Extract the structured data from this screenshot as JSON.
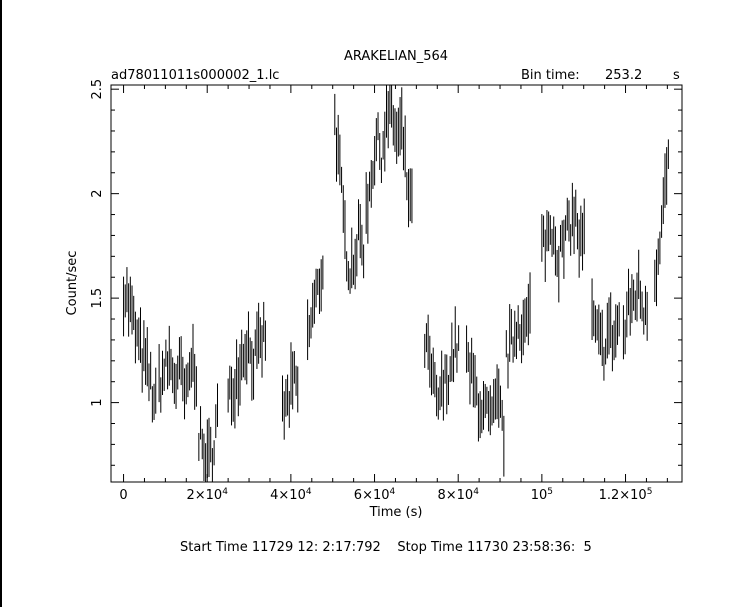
{
  "title": "ARAKELIAN_564",
  "file_name": "ad78011011s000002_1.lc",
  "bin_time_label": "Bin time:",
  "bin_time_value": "253.2",
  "bin_time_unit": "s",
  "footer": {
    "start_label": "Start Time",
    "start_value": "11729 12: 2:17:792",
    "stop_label": "Stop Time",
    "stop_value": "11730 23:58:36:  5"
  },
  "chart_data": {
    "type": "scatter",
    "style": "vertical error bars (light curve)",
    "xlabel": "Time (s)",
    "ylabel": "Count/sec",
    "xlim": [
      -3000,
      133500
    ],
    "ylim": [
      0.62,
      2.52
    ],
    "x_ticks": [
      {
        "value": 0,
        "base": "0",
        "exp": ""
      },
      {
        "value": 20000,
        "base": "2×10",
        "exp": "4"
      },
      {
        "value": 40000,
        "base": "4×10",
        "exp": "4"
      },
      {
        "value": 60000,
        "base": "6×10",
        "exp": "4"
      },
      {
        "value": 80000,
        "base": "8×10",
        "exp": "4"
      },
      {
        "value": 100000,
        "base": "10",
        "exp": "5"
      },
      {
        "value": 120000,
        "base": "1.2×10",
        "exp": "5"
      }
    ],
    "y_ticks": [
      {
        "value": 1,
        "label": "1"
      },
      {
        "value": 1.5,
        "label": "1.5"
      },
      {
        "value": 2,
        "label": "2"
      },
      {
        "value": 2.5,
        "label": "2.5"
      }
    ],
    "grid": false,
    "series": [
      {
        "segments": [
          {
            "x_start": 0,
            "x_end": 8000,
            "levels": [
              1.55,
              1.45,
              1.3,
              1.2,
              1.1,
              0.95
            ]
          },
          {
            "x_start": 8500,
            "x_end": 17500,
            "levels": [
              1.1,
              1.15,
              1.2,
              1.1,
              1.15,
              1.0,
              1.2,
              1.15
            ]
          },
          {
            "x_start": 18000,
            "x_end": 22500,
            "levels": [
              0.85,
              0.75,
              0.7,
              0.8,
              0.95
            ]
          },
          {
            "x_start": 25000,
            "x_end": 34000,
            "levels": [
              1.0,
              1.1,
              1.2,
              1.3,
              1.2,
              1.25,
              1.35
            ]
          },
          {
            "x_start": 38000,
            "x_end": 42000,
            "levels": [
              0.95,
              1.0,
              1.1,
              1.05
            ]
          },
          {
            "x_start": 44000,
            "x_end": 48000,
            "levels": [
              1.3,
              1.45,
              1.55,
              1.7
            ]
          },
          {
            "x_start": 50500,
            "x_end": 57500,
            "levels": [
              2.35,
              2.1,
              1.8,
              1.65,
              1.7,
              1.8,
              1.75
            ]
          },
          {
            "x_start": 58000,
            "x_end": 69000,
            "levels": [
              1.9,
              2.1,
              2.25,
              2.2,
              2.35,
              2.4,
              2.25,
              2.3,
              2.05,
              1.9
            ]
          },
          {
            "x_start": 72000,
            "x_end": 80500,
            "levels": [
              1.3,
              1.15,
              1.0,
              1.05,
              1.15,
              1.25,
              1.3
            ]
          },
          {
            "x_start": 82000,
            "x_end": 91000,
            "levels": [
              1.2,
              1.1,
              1.0,
              0.95,
              0.9,
              1.0,
              0.85
            ]
          },
          {
            "x_start": 91500,
            "x_end": 97500,
            "levels": [
              1.2,
              1.3,
              1.4,
              1.35,
              1.45
            ]
          },
          {
            "x_start": 100000,
            "x_end": 110500,
            "levels": [
              1.75,
              1.8,
              1.85,
              1.7,
              1.75,
              1.85,
              1.9,
              1.75,
              1.8
            ]
          },
          {
            "x_start": 112000,
            "x_end": 118500,
            "levels": [
              1.4,
              1.3,
              1.25,
              1.35,
              1.3,
              1.4
            ]
          },
          {
            "x_start": 119500,
            "x_end": 125500,
            "levels": [
              1.3,
              1.45,
              1.5,
              1.55,
              1.45,
              1.5
            ]
          },
          {
            "x_start": 127000,
            "x_end": 130500,
            "levels": [
              1.6,
              1.9,
              2.2
            ]
          }
        ]
      }
    ]
  }
}
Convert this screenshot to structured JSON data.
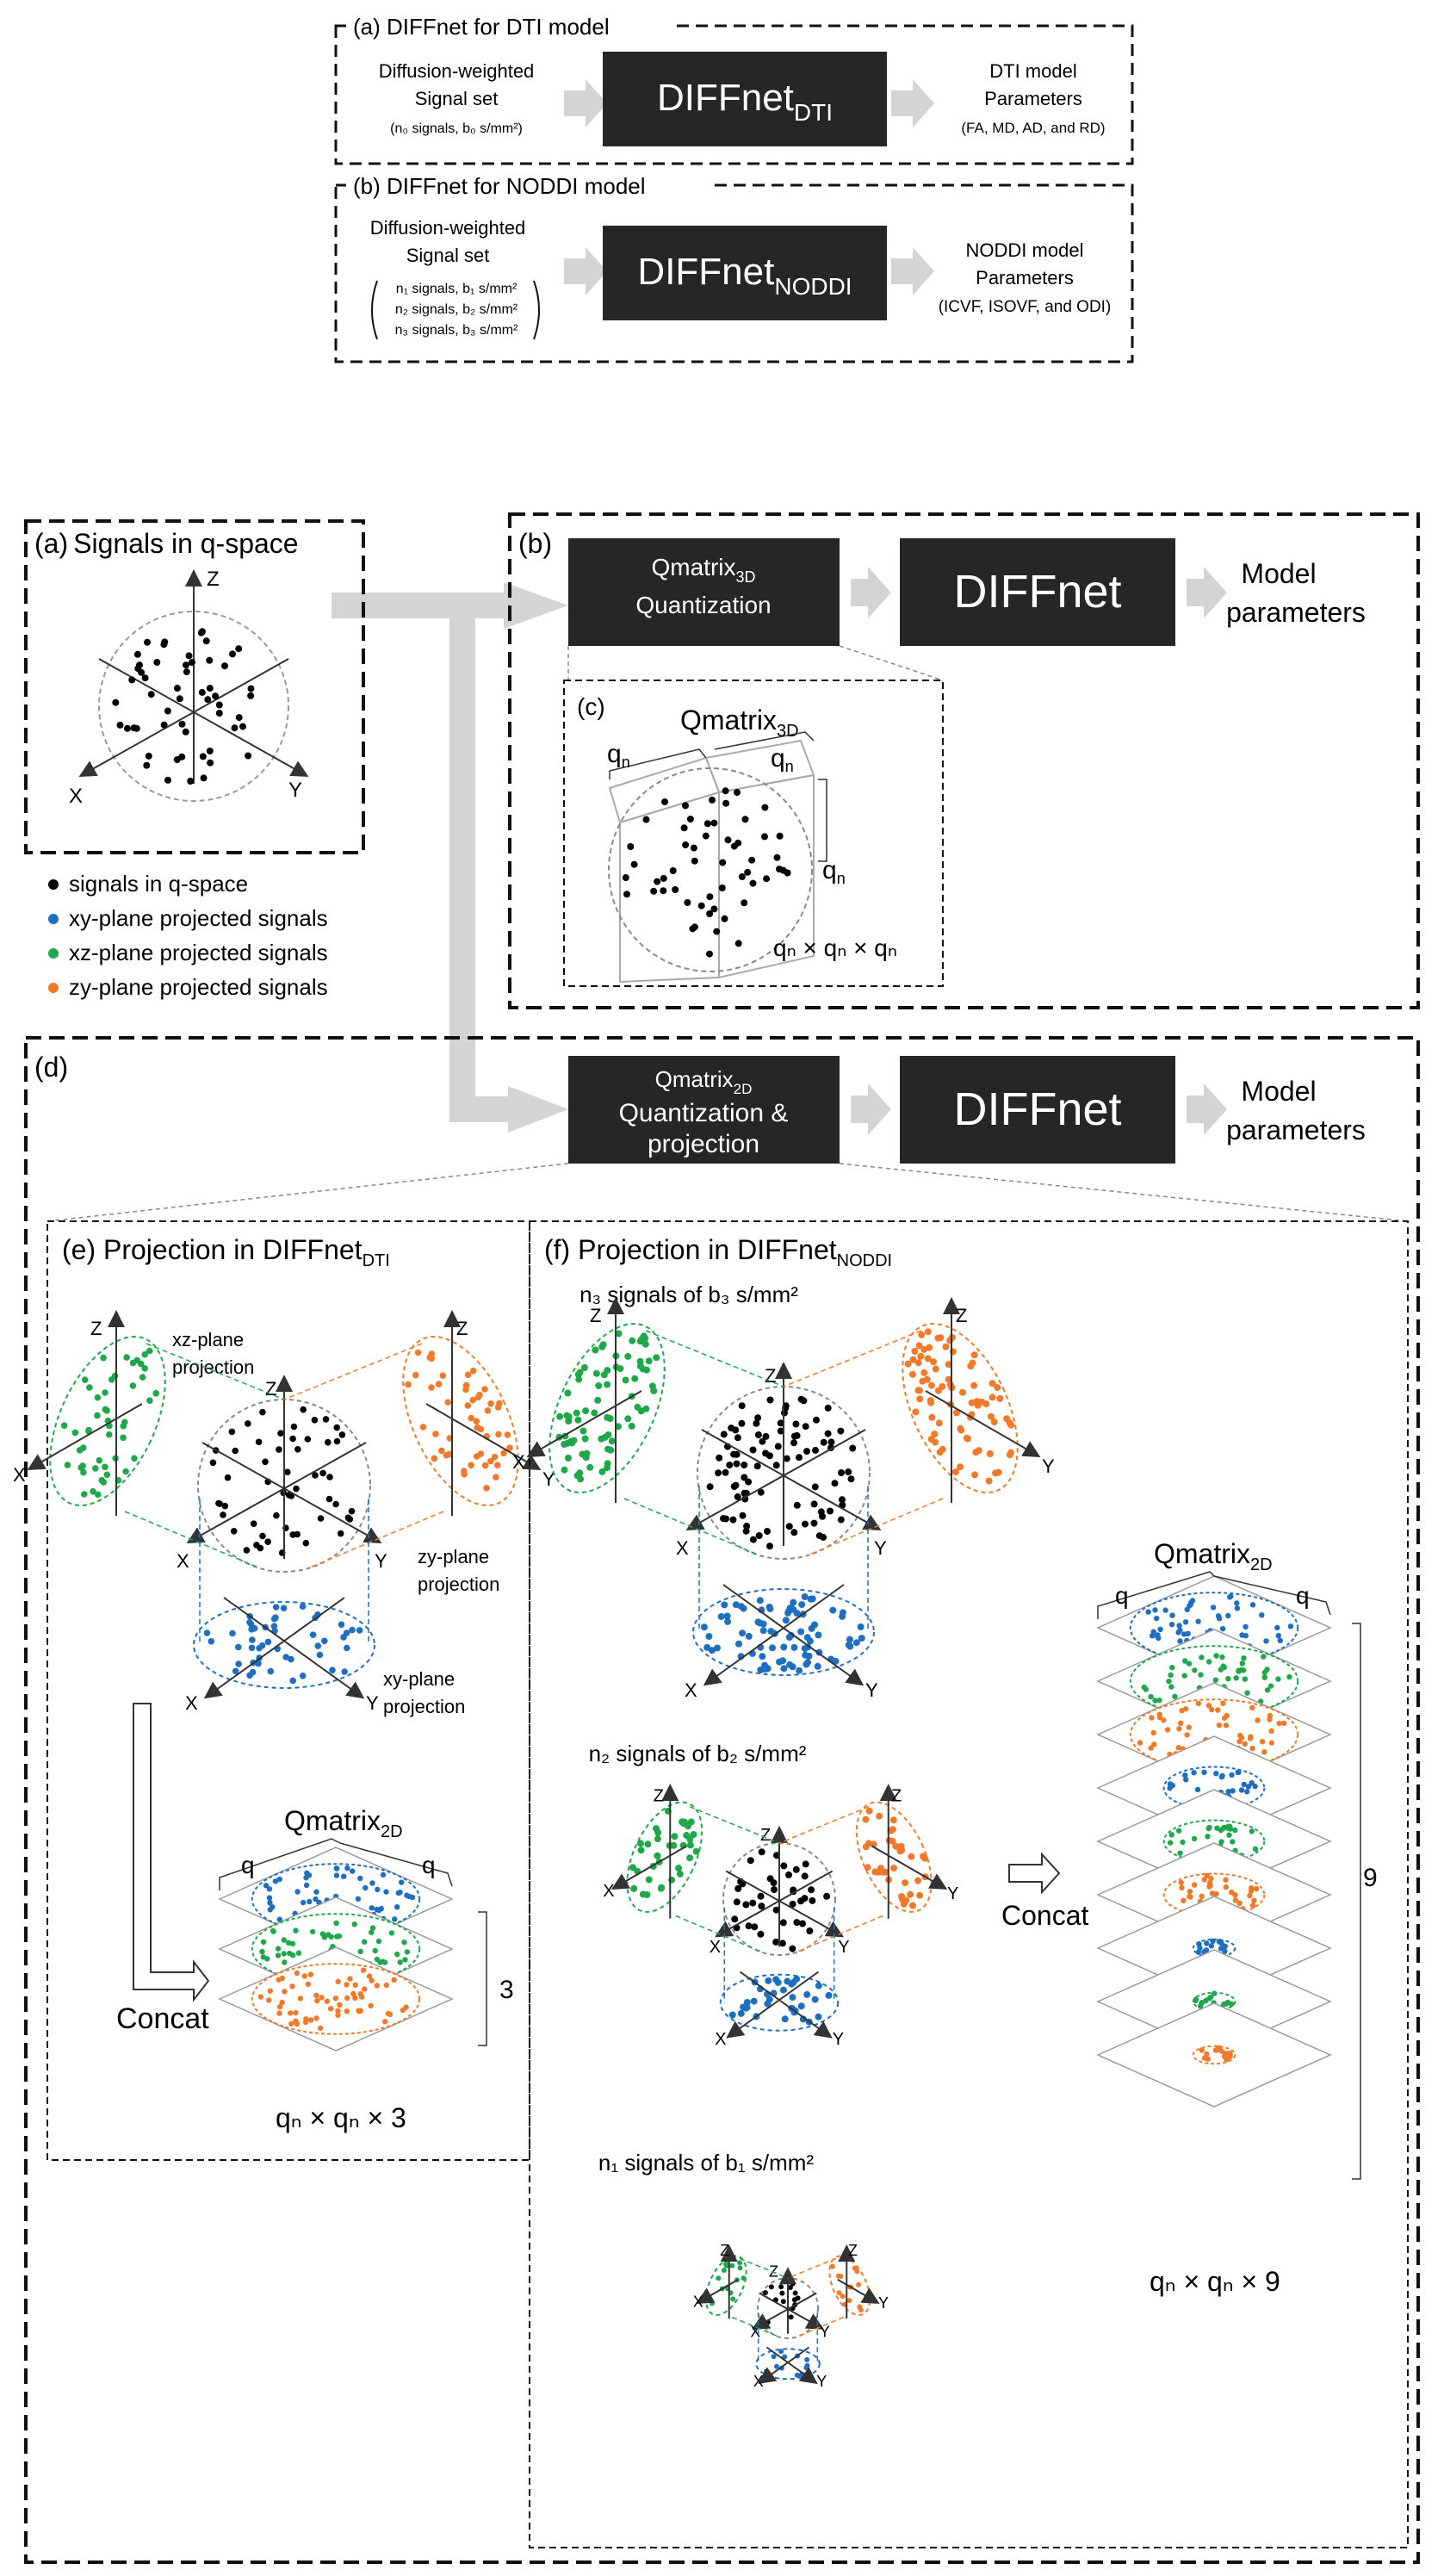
{
  "top": {
    "panel_a": {
      "title": "(a) DIFFnet for DTI model",
      "input": {
        "line1": "Diffusion-weighted",
        "line2": "Signal set",
        "line3": "(n₀ signals, b₀ s/mm²)"
      },
      "net": {
        "main": "DIFFnet",
        "sub": "DTI"
      },
      "output": {
        "line1": "DTI model",
        "line2": "Parameters",
        "line3": "(FA, MD, AD, and RD)"
      }
    },
    "panel_b": {
      "title": "(b) DIFFnet for NODDI model",
      "input": {
        "line1": "Diffusion-weighted",
        "line2": "Signal set",
        "items": [
          "n₁ signals, b₁ s/mm²",
          "n₂ signals, b₂ s/mm²",
          "n₃ signals, b₃ s/mm²"
        ]
      },
      "net": {
        "main": "DIFFnet",
        "sub": "NODDI"
      },
      "output": {
        "line1": "NODDI model",
        "line2": "Parameters",
        "line3": "(ICVF, ISOVF, and ODI)"
      }
    }
  },
  "main": {
    "a": {
      "label": "(a)",
      "title": "Signals in q-space",
      "axes": {
        "z": "Z",
        "x": "X",
        "y": "Y"
      }
    },
    "legend": [
      {
        "label": "signals in q-space",
        "color": "#000000"
      },
      {
        "label": "xy-plane projected signals",
        "color": "#1f6fc1"
      },
      {
        "label": "xz-plane projected signals",
        "color": "#1fa84a"
      },
      {
        "label": "zy-plane projected signals",
        "color": "#f07a2a"
      }
    ],
    "b": {
      "label": "(b)",
      "quant_main": "Qmatrix",
      "quant_sub": "3D",
      "quant_line2": "Quantization",
      "net": "DIFFnet",
      "out1": "Model",
      "out2": "parameters"
    },
    "c": {
      "label": "(c)",
      "title_main": "Qmatrix",
      "title_sub": "3D",
      "qn": "q",
      "qn_sub": "n",
      "dims": "qₙ × qₙ × qₙ"
    },
    "d": {
      "label": "(d)",
      "quant_main": "Qmatrix",
      "quant_sub": "2D",
      "quant_line2": "Quantization &",
      "quant_line3": "projection",
      "net": "DIFFnet",
      "out1": "Model",
      "out2": "parameters"
    },
    "e": {
      "title_main": "(e) Projection in DIFFnet",
      "title_sub": "DTI",
      "xz_label1": "xz-plane",
      "xz_label2": "projection",
      "zy_label1": "zy-plane",
      "zy_label2": "projection",
      "xy_label1": "xy-plane",
      "xy_label2": "projection",
      "concat": "Concat",
      "qm_main": "Qmatrix",
      "qm_sub": "2D",
      "stack_count": "3",
      "dims": "qₙ × qₙ × 3"
    },
    "f": {
      "title_main": "(f) Projection in DIFFnet",
      "title_sub": "NODDI",
      "shell3": "n₃ signals of b₃ s/mm²",
      "shell2": "n₂ signals of b₂ s/mm²",
      "shell1": "n₁ signals of b₁ s/mm²",
      "concat": "Concat",
      "qm_main": "Qmatrix",
      "qm_sub": "2D",
      "stack_count": "9",
      "dims": "qₙ × qₙ × 9"
    }
  },
  "colors": {
    "box": "#262626",
    "arrow": "#d4d4d4",
    "black_dot": "#000000",
    "blue": "#1f6fc1",
    "green": "#1fa84a",
    "orange": "#f07a2a"
  }
}
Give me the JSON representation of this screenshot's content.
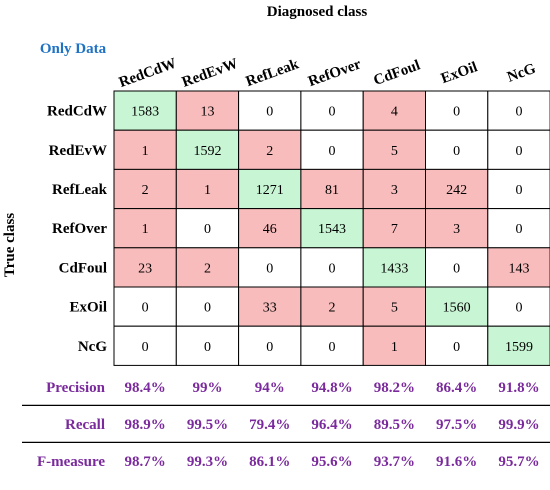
{
  "chart_data": {
    "type": "heatmap",
    "title": "Diagnosed class",
    "corner_label": "Only Data",
    "ylabel": "True class",
    "columns": [
      "RedCdW",
      "RedEvW",
      "RefLeak",
      "RefOver",
      "CdFoul",
      "ExOil",
      "NcG"
    ],
    "rows": [
      "RedCdW",
      "RedEvW",
      "RefLeak",
      "RefOver",
      "CdFoul",
      "ExOil",
      "NcG"
    ],
    "matrix": [
      [
        1583,
        13,
        0,
        0,
        4,
        0,
        0
      ],
      [
        1,
        1592,
        2,
        0,
        5,
        0,
        0
      ],
      [
        2,
        1,
        1271,
        81,
        3,
        242,
        0
      ],
      [
        1,
        0,
        46,
        1543,
        7,
        3,
        0
      ],
      [
        23,
        2,
        0,
        0,
        1433,
        0,
        143
      ],
      [
        0,
        0,
        33,
        2,
        5,
        1560,
        0
      ],
      [
        0,
        0,
        0,
        0,
        1,
        0,
        1599
      ]
    ],
    "metrics": [
      {
        "name": "Precision",
        "values": [
          "98.4%",
          "99%",
          "94%",
          "94.8%",
          "98.2%",
          "86.4%",
          "91.8%"
        ]
      },
      {
        "name": "Recall",
        "values": [
          "98.9%",
          "99.5%",
          "79.4%",
          "96.4%",
          "89.5%",
          "97.5%",
          "99.9%"
        ]
      },
      {
        "name": "F-measure",
        "values": [
          "98.7%",
          "99.3%",
          "86.1%",
          "95.6%",
          "93.7%",
          "91.6%",
          "95.7%"
        ]
      }
    ],
    "colors": {
      "diagonal": "#c8f5d4",
      "misclassified": "#f9bcbc",
      "zero": "#ffffff",
      "corner_label": "#1f72c4",
      "metric_text": "#7a2a9c",
      "grid": "#000000"
    }
  }
}
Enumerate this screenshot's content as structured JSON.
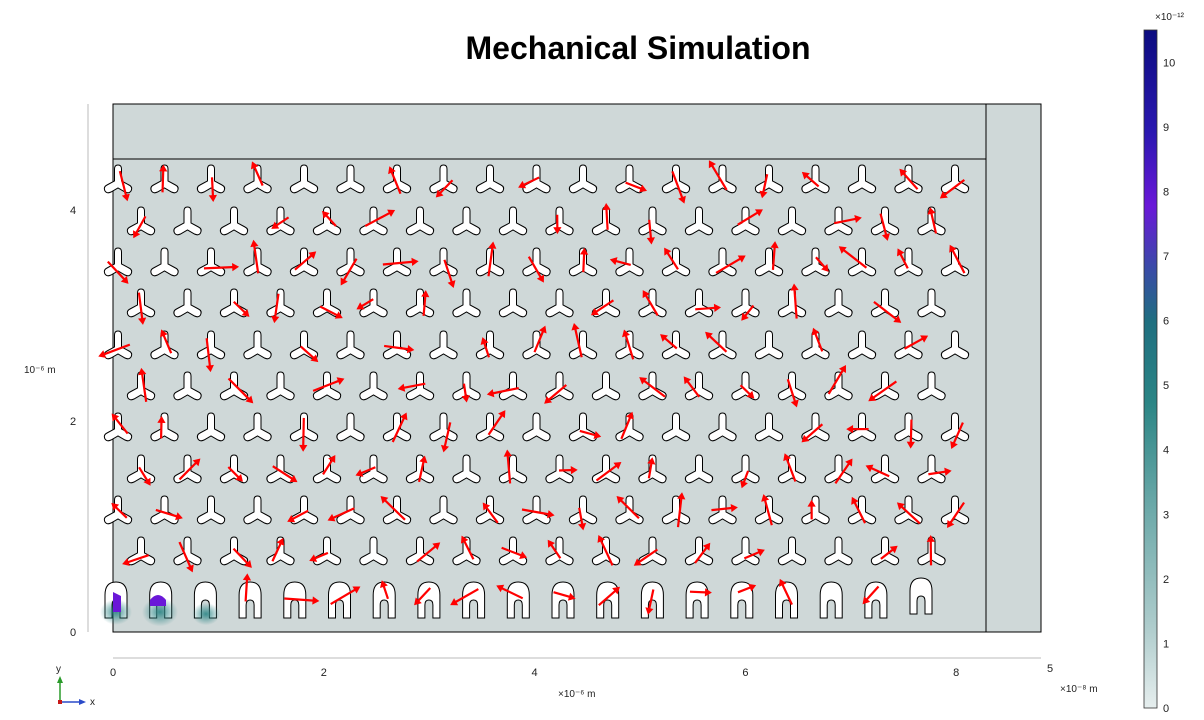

==========

■ PROMPT
Pull every line containing the word "base" out of the material and copy it.

■ EXPECTED OUTPUT
        "base": "0",
        "base": "2×10",
        "base": "4×10",
        "base": "6×10",
        "base": "8×10",
        "base": "10",
        "base": "1.2×10",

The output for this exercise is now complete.